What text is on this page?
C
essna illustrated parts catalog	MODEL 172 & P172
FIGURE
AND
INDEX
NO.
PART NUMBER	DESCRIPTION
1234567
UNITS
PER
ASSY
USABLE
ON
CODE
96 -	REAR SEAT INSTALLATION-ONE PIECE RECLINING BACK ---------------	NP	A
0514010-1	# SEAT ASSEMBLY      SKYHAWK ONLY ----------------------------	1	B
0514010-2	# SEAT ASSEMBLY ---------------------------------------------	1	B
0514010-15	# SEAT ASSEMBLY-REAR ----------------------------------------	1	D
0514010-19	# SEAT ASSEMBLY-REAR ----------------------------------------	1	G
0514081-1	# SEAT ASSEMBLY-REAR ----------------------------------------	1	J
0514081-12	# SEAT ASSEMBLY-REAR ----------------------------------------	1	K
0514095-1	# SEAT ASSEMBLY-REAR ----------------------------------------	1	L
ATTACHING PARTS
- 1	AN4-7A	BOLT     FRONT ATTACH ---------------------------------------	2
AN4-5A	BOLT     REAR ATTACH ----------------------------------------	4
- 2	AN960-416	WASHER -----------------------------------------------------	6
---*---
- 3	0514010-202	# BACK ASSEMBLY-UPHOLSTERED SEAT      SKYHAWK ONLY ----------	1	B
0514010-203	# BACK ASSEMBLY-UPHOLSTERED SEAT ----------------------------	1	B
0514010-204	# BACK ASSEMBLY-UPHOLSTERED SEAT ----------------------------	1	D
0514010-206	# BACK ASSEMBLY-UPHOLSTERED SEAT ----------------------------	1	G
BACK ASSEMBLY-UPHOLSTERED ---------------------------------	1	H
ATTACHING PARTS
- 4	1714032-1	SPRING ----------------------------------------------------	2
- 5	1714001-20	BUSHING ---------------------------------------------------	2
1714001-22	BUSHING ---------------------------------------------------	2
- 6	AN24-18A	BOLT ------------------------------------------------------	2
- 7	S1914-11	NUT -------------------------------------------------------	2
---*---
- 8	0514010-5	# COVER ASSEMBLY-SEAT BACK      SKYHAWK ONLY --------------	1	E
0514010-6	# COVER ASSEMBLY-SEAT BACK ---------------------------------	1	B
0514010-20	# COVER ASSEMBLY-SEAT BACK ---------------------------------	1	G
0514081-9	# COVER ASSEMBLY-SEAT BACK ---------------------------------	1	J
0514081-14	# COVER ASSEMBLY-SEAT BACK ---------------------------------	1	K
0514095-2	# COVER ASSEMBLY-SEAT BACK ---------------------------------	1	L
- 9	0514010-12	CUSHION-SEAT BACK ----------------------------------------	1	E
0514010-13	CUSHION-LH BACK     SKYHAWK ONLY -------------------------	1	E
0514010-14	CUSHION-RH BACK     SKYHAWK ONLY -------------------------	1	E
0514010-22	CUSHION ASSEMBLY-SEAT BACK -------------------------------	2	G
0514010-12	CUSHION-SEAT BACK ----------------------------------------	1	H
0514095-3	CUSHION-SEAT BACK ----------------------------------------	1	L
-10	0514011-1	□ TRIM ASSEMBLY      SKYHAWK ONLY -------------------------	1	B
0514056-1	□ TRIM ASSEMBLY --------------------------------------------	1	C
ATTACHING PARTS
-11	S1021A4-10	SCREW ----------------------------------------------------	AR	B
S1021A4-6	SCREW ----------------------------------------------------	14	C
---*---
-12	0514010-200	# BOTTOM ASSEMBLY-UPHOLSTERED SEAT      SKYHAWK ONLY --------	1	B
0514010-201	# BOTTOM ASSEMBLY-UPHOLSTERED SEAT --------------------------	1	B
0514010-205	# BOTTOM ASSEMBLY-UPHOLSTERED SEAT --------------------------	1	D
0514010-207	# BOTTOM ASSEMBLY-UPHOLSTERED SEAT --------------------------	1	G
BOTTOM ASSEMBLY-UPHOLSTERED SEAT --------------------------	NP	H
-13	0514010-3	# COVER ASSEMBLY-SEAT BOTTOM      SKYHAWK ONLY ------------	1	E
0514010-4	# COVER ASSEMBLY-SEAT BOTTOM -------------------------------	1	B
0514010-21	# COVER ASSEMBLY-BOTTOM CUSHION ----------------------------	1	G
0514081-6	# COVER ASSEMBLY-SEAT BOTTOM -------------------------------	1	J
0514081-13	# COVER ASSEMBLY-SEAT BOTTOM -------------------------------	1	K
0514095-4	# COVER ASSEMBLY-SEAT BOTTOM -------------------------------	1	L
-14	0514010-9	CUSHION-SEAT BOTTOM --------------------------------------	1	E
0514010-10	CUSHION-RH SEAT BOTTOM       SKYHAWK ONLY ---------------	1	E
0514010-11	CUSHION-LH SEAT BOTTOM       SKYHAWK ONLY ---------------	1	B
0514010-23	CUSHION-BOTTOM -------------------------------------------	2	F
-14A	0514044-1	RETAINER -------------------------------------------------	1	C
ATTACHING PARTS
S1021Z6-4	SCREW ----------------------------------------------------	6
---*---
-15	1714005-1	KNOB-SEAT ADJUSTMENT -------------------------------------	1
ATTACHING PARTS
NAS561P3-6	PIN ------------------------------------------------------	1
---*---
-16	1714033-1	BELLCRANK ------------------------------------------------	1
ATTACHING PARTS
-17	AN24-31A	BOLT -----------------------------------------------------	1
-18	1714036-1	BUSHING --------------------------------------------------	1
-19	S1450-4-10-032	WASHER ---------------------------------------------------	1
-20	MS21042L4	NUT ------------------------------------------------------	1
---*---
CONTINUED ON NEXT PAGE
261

...

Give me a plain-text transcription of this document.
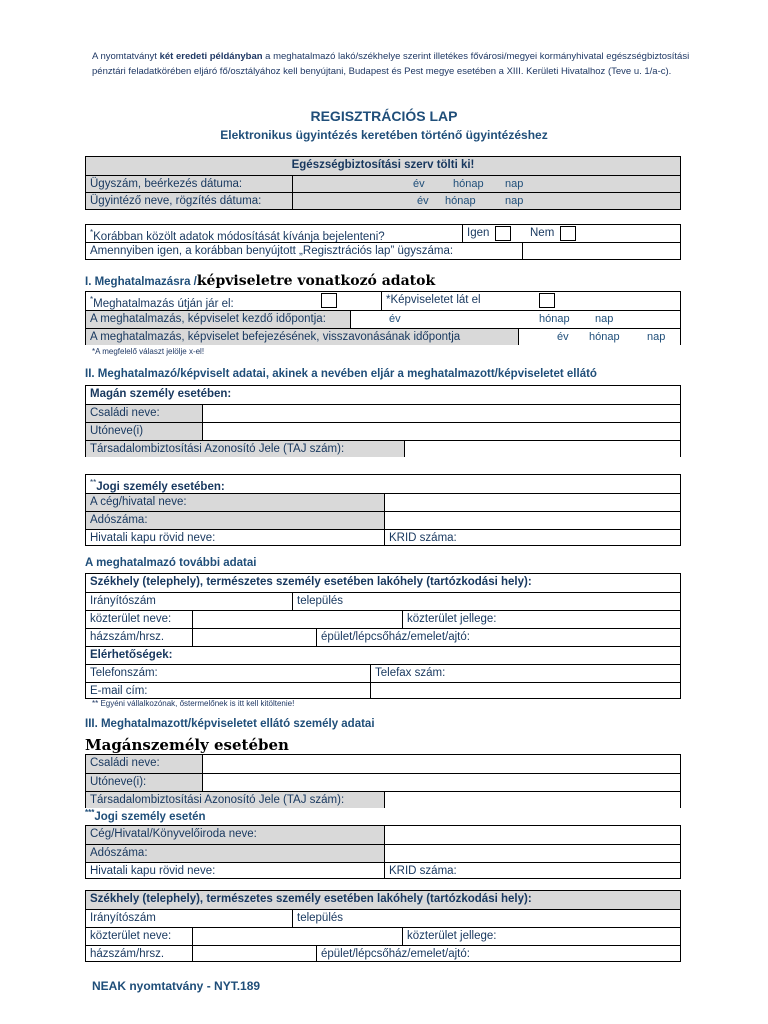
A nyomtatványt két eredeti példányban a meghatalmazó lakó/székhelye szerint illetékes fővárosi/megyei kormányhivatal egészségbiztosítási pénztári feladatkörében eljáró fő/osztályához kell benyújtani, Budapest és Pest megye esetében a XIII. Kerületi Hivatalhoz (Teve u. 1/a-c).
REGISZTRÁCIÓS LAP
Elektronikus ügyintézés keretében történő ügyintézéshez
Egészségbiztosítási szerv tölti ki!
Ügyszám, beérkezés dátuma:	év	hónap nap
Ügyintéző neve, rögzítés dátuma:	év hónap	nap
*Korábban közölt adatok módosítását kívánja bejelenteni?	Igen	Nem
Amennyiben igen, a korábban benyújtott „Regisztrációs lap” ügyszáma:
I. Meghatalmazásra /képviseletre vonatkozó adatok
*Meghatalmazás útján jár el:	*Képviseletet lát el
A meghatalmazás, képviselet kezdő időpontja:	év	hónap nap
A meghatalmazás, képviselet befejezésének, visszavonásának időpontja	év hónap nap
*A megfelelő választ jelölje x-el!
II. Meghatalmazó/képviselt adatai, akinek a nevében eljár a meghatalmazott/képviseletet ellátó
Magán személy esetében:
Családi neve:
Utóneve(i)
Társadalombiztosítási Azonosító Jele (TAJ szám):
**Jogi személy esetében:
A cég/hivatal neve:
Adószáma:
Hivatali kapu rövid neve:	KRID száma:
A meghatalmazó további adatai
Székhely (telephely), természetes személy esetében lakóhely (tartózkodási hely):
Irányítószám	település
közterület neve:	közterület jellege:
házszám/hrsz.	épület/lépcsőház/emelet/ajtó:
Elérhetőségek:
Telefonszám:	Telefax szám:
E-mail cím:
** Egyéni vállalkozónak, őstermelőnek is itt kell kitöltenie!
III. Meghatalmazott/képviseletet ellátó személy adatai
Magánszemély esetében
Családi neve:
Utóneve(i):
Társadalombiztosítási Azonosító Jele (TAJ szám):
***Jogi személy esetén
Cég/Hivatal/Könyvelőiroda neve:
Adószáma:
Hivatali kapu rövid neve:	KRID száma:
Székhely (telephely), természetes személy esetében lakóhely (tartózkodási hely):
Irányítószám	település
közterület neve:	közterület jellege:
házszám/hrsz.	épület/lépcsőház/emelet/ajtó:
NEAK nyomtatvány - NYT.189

--

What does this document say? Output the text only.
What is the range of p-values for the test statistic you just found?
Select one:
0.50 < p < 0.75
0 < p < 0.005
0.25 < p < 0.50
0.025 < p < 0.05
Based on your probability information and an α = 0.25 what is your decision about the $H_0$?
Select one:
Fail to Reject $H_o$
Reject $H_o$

REQUIREMENTS:
Copy each line from the records above that includes the string "this".

EXERCISE OUTPUT:
What text is on this page?
Give me a plain-text transcription of this document.
What does this document say? Output the text only.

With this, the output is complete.